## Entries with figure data
--- Begin ---

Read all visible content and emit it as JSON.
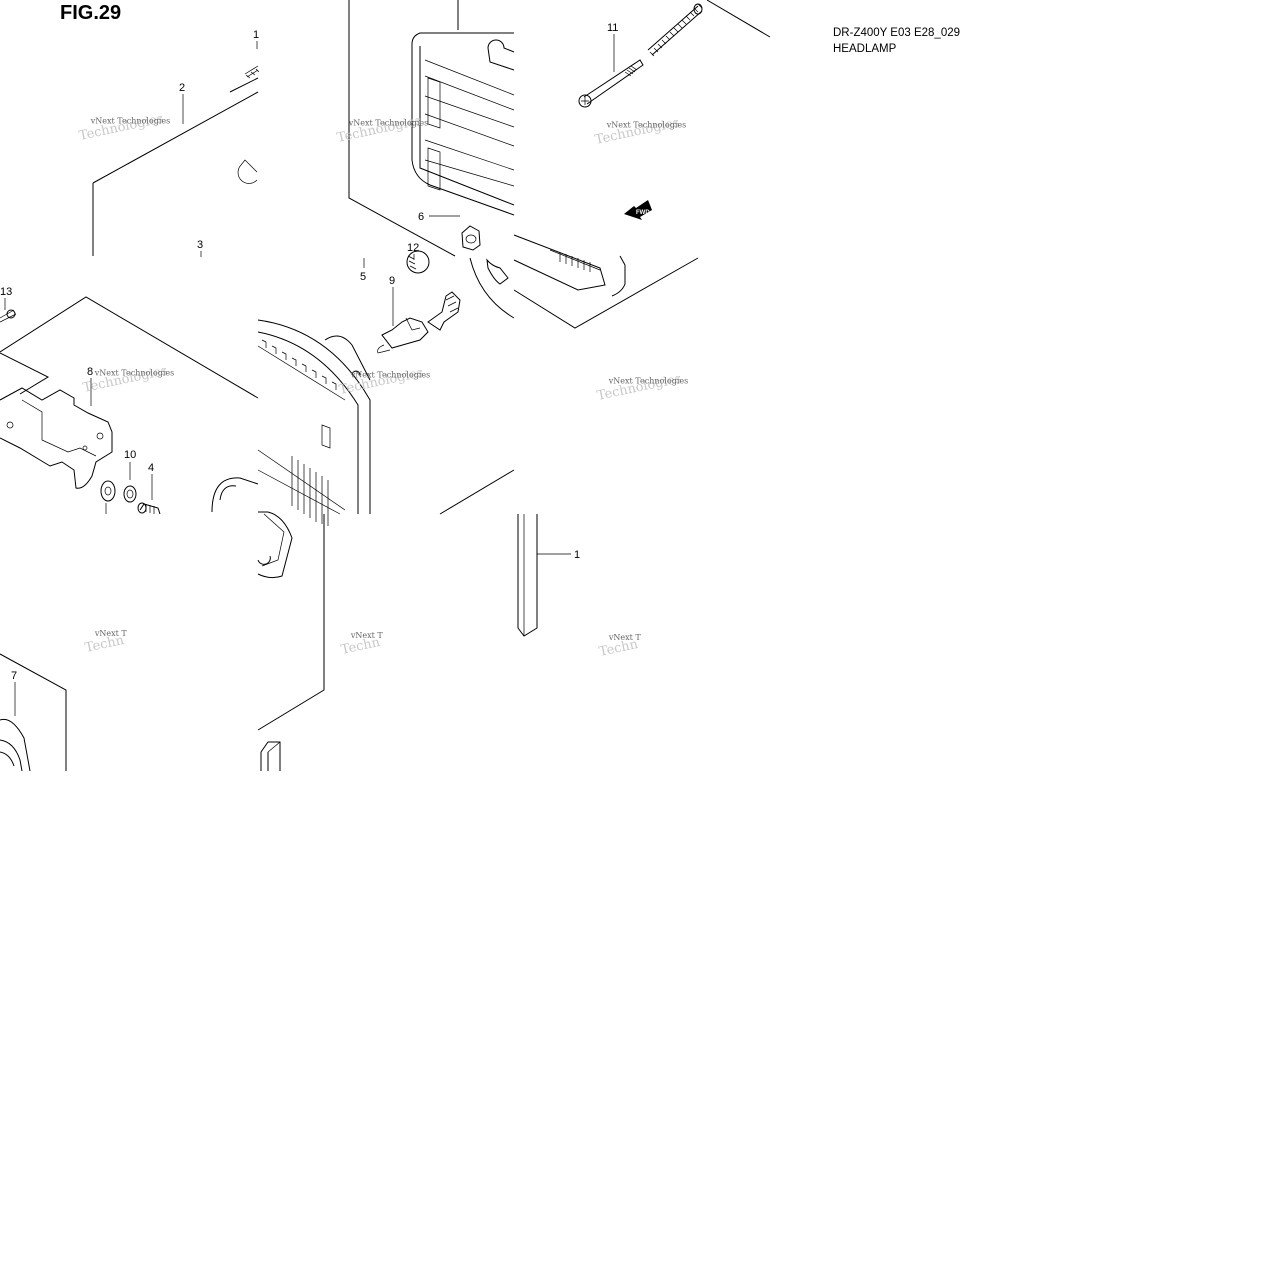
{
  "figure": {
    "title": "FIG.29"
  },
  "model": {
    "code": "DR-Z400Y E03 E28_029",
    "name": "HEADLAMP"
  },
  "callouts": [
    {
      "id": "c1a",
      "label": "1"
    },
    {
      "id": "c2",
      "label": "2"
    },
    {
      "id": "c3",
      "label": "3"
    },
    {
      "id": "c13",
      "label": "13"
    },
    {
      "id": "c8",
      "label": "8"
    },
    {
      "id": "c10",
      "label": "10"
    },
    {
      "id": "c4",
      "label": "4"
    },
    {
      "id": "c7",
      "label": "7"
    },
    {
      "id": "c6",
      "label": "6"
    },
    {
      "id": "c12",
      "label": "12"
    },
    {
      "id": "c5",
      "label": "5"
    },
    {
      "id": "c9",
      "label": "9"
    },
    {
      "id": "c11",
      "label": "11"
    },
    {
      "id": "c1b",
      "label": "1"
    }
  ],
  "fwd_label": "FWD",
  "watermark": {
    "line1": "vNext Technologies",
    "line2": "Technologies",
    "short1": "vNext T",
    "short2": "Techn"
  }
}
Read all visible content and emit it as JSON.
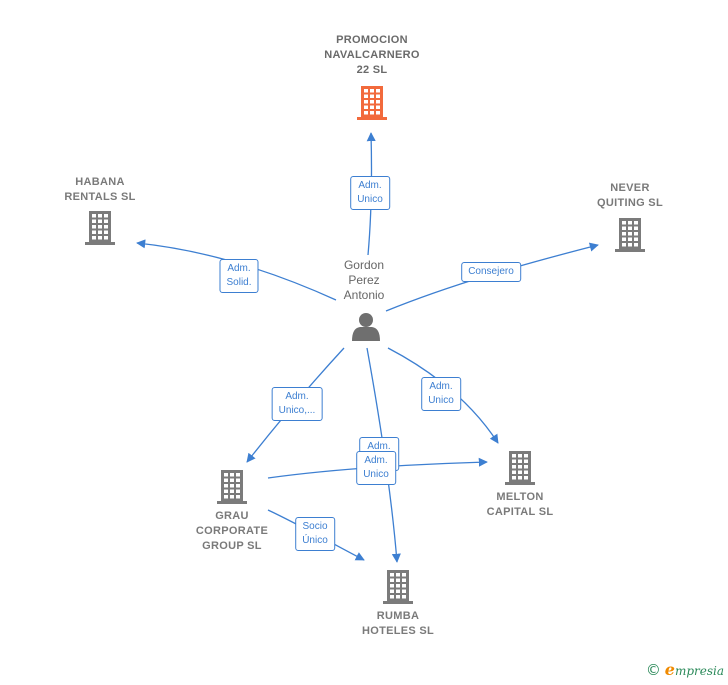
{
  "center": {
    "name_lines": [
      "Gordon",
      "Perez",
      "Antonio"
    ]
  },
  "companies": [
    {
      "id": "promocion",
      "lines": [
        "PROMOCION",
        "NAVALCARNERO",
        "22  SL"
      ],
      "color": "#f26a3c",
      "root": true
    },
    {
      "id": "habana",
      "lines": [
        "HABANA",
        "RENTALS  SL"
      ],
      "color": "#7b7b7b"
    },
    {
      "id": "never",
      "lines": [
        "NEVER",
        "QUITING SL"
      ],
      "color": "#7b7b7b"
    },
    {
      "id": "melton",
      "lines": [
        "MELTON",
        "CAPITAL  SL"
      ],
      "color": "#7b7b7b"
    },
    {
      "id": "grau",
      "lines": [
        "GRAU",
        "CORPORATE",
        "GROUP  SL"
      ],
      "color": "#7b7b7b"
    },
    {
      "id": "rumba",
      "lines": [
        "RUMBA",
        "HOTELES  SL"
      ],
      "color": "#7b7b7b"
    }
  ],
  "edges": [
    {
      "from": "center",
      "to": "promocion",
      "label": [
        "Adm.",
        "Unico"
      ]
    },
    {
      "from": "center",
      "to": "habana",
      "label": [
        "Adm.",
        "Solid."
      ]
    },
    {
      "from": "center",
      "to": "never",
      "label": [
        "Consejero"
      ]
    },
    {
      "from": "center",
      "to": "melton",
      "label": [
        "Adm.",
        "Unico"
      ]
    },
    {
      "from": "center",
      "to": "grau",
      "label": [
        "Adm.",
        "Unico,..."
      ]
    },
    {
      "from": "center",
      "to": "rumba",
      "label": [
        "Adm.",
        "Unico"
      ]
    },
    {
      "from": "grau",
      "to": "melton",
      "label": [
        "Adm.",
        "Unico"
      ]
    },
    {
      "from": "grau",
      "to": "rumba",
      "label": [
        "Socio",
        "Único"
      ]
    }
  ],
  "brand": {
    "copyright": "©",
    "name_initial": "e",
    "name_rest": "mpresia"
  },
  "colors": {
    "edge": "#3d7fd1",
    "person": "#6f6f6f"
  }
}
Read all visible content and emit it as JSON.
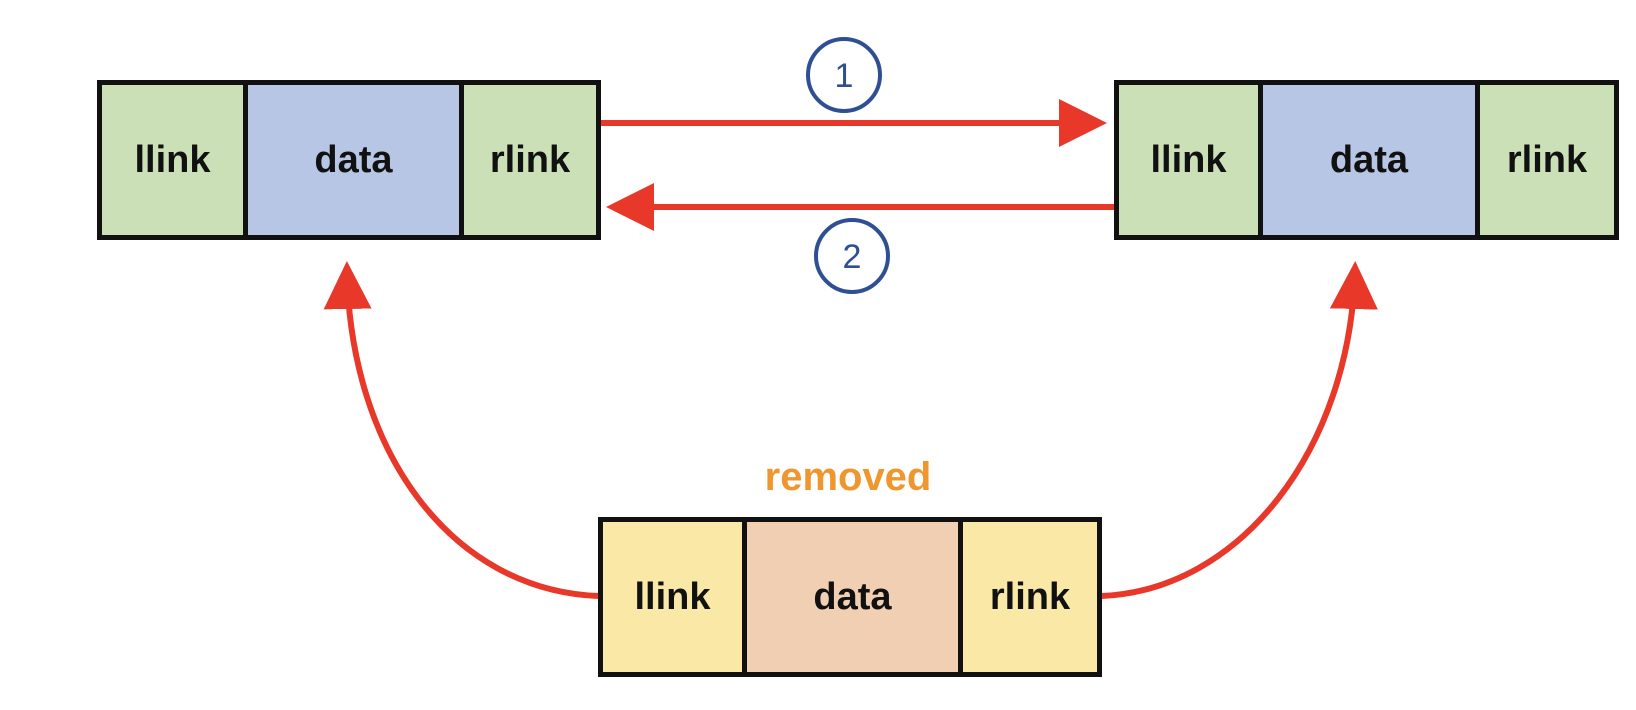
{
  "colors": {
    "link_cell": "#cce0b8",
    "data_cell": "#b7c6e4",
    "removed_link_cell": "#fae8a6",
    "removed_data_cell": "#f1cfb3",
    "arrow": "#e8382a",
    "step_circle": "#2e4f94",
    "removed_label": "#f0962e"
  },
  "nodes": {
    "left": {
      "llink": "llink",
      "data": "data",
      "rlink": "rlink"
    },
    "right": {
      "llink": "llink",
      "data": "data",
      "rlink": "rlink"
    },
    "removed": {
      "llink": "llink",
      "data": "data",
      "rlink": "rlink"
    }
  },
  "removed_label": "removed",
  "steps": [
    {
      "label": "1"
    },
    {
      "label": "2"
    }
  ]
}
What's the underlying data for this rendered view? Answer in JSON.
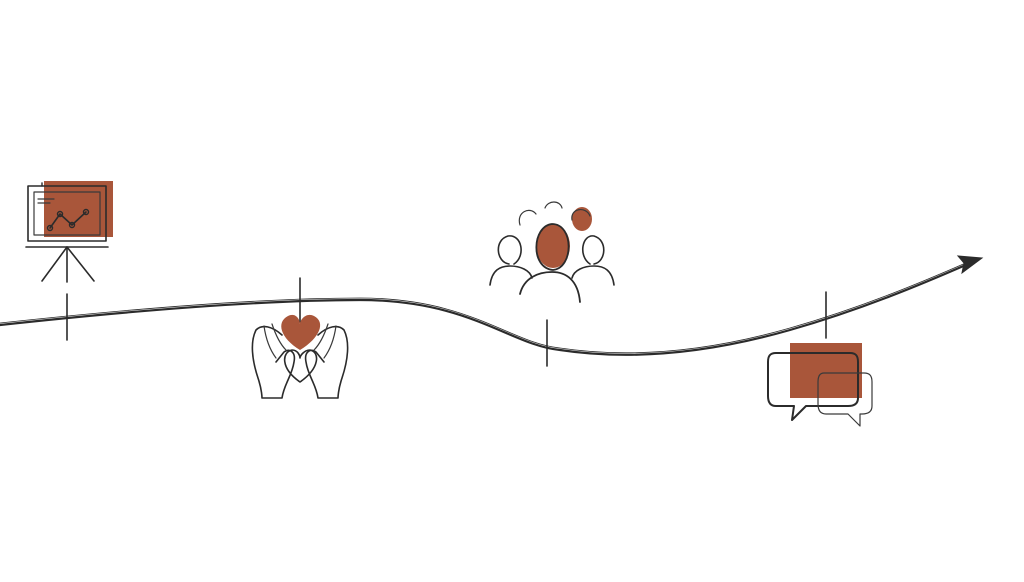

--- End ---

Restate the full listing verbatim and drop every picture.

Read all visible content and emit it as JSON.
{
  "figure": {
    "title": "FIG.29"
  },
  "model": {
    "code": "DR-Z400Y E03 E28_029",
    "name": "HEADLAMP"
  },
  "callouts": [
    {
      "id": "c1a",
      "label": "1"
    },
    {
      "id": "c2",
      "label": "2"
    },
    {
      "id": "c3",
      "label": "3"
    },
    {
      "id": "c13",
      "label": "13"
    },
    {
      "id": "c8",
      "label": "8"
    },
    {
      "id": "c10",
      "label": "10"
    },
    {
      "id": "c4",
      "label": "4"
    },
    {
      "id": "c7",
      "label": "7"
    },
    {
      "id": "c6",
      "label": "6"
    },
    {
      "id": "c12",
      "label": "12"
    },
    {
      "id": "c5",
      "label": "5"
    },
    {
      "id": "c9",
      "label": "9"
    },
    {
      "id": "c11",
      "label": "11"
    },
    {
      "id": "c1b",
      "label": "1"
    }
  ],
  "fwd_label": "FWD",
  "watermark": {
    "line1": "vNext Technologies",
    "line2": "Technologies",
    "short1": "vNext T",
    "short2": "Techn"
  }
}
Read all visible content and emit it as JSON.
{
  "center": {
    "name_lines": [
      "Gordon",
      "Perez",
      "Antonio"
    ]
  },
  "companies": [
    {
      "id": "promocion",
      "lines": [
        "PROMOCION",
        "NAVALCARNERO",
        "22  SL"
      ],
      "color": "#f26a3c",
      "root": true
    },
    {
      "id": "habana",
      "lines": [
        "HABANA",
        "RENTALS  SL"
      ],
      "color": "#7b7b7b"
    },
    {
      "id": "never",
      "lines": [
        "NEVER",
        "QUITING SL"
      ],
      "color": "#7b7b7b"
    },
    {
      "id": "melton",
      "lines": [
        "MELTON",
        "CAPITAL  SL"
      ],
      "color": "#7b7b7b"
    },
    {
      "id": "grau",
      "lines": [
        "GRAU",
        "CORPORATE",
        "GROUP  SL"
      ],
      "color": "#7b7b7b"
    },
    {
      "id": "rumba",
      "lines": [
        "RUMBA",
        "HOTELES  SL"
      ],
      "color": "#7b7b7b"
    }
  ],
  "edges": [
    {
      "from": "center",
      "to": "promocion",
      "label": [
        "Adm.",
        "Unico"
      ]
    },
    {
      "from": "center",
      "to": "habana",
      "label": [
        "Adm.",
        "Solid."
      ]
    },
    {
      "from": "center",
      "to": "never",
      "label": [
        "Consejero"
      ]
    },
    {
      "from": "center",
      "to": "melton",
      "label": [
        "Adm.",
        "Unico"
      ]
    },
    {
      "from": "center",
      "to": "grau",
      "label": [
        "Adm.",
        "Unico,..."
      ]
    },
    {
      "from": "center",
      "to": "rumba",
      "label": [
        "Adm.",
        "Unico"
      ]
    },
    {
      "from": "grau",
      "to": "melton",
      "label": [
        "Adm.",
        "Unico"
      ]
    },
    {
      "from": "grau",
      "to": "rumba",
      "label": [
        "Socio",
        "Único"
      ]
    }
  ],
  "brand": {
    "copyright": "©",
    "name_initial": "e",
    "name_rest": "mpresia"
  },
  "colors": {
    "edge": "#3d7fd1",
    "person": "#6f6f6f"
  }
}
Read all visible content and emit it as JSON.
{
  "colors": {
    "link_cell": "#cce0b8",
    "data_cell": "#b7c6e4",
    "removed_link_cell": "#fae8a6",
    "removed_data_cell": "#f1cfb3",
    "arrow": "#e8382a",
    "step_circle": "#2e4f94",
    "removed_label": "#f0962e"
  },
  "nodes": {
    "left": {
      "llink": "llink",
      "data": "data",
      "rlink": "rlink"
    },
    "right": {
      "llink": "llink",
      "data": "data",
      "rlink": "rlink"
    },
    "removed": {
      "llink": "llink",
      "data": "data",
      "rlink": "rlink"
    }
  },
  "removed_label": "removed",
  "steps": [
    {
      "label": "1"
    },
    {
      "label": "2"
    }
  ]
}
What's the underlying data for this rendered view? Answer in JSON.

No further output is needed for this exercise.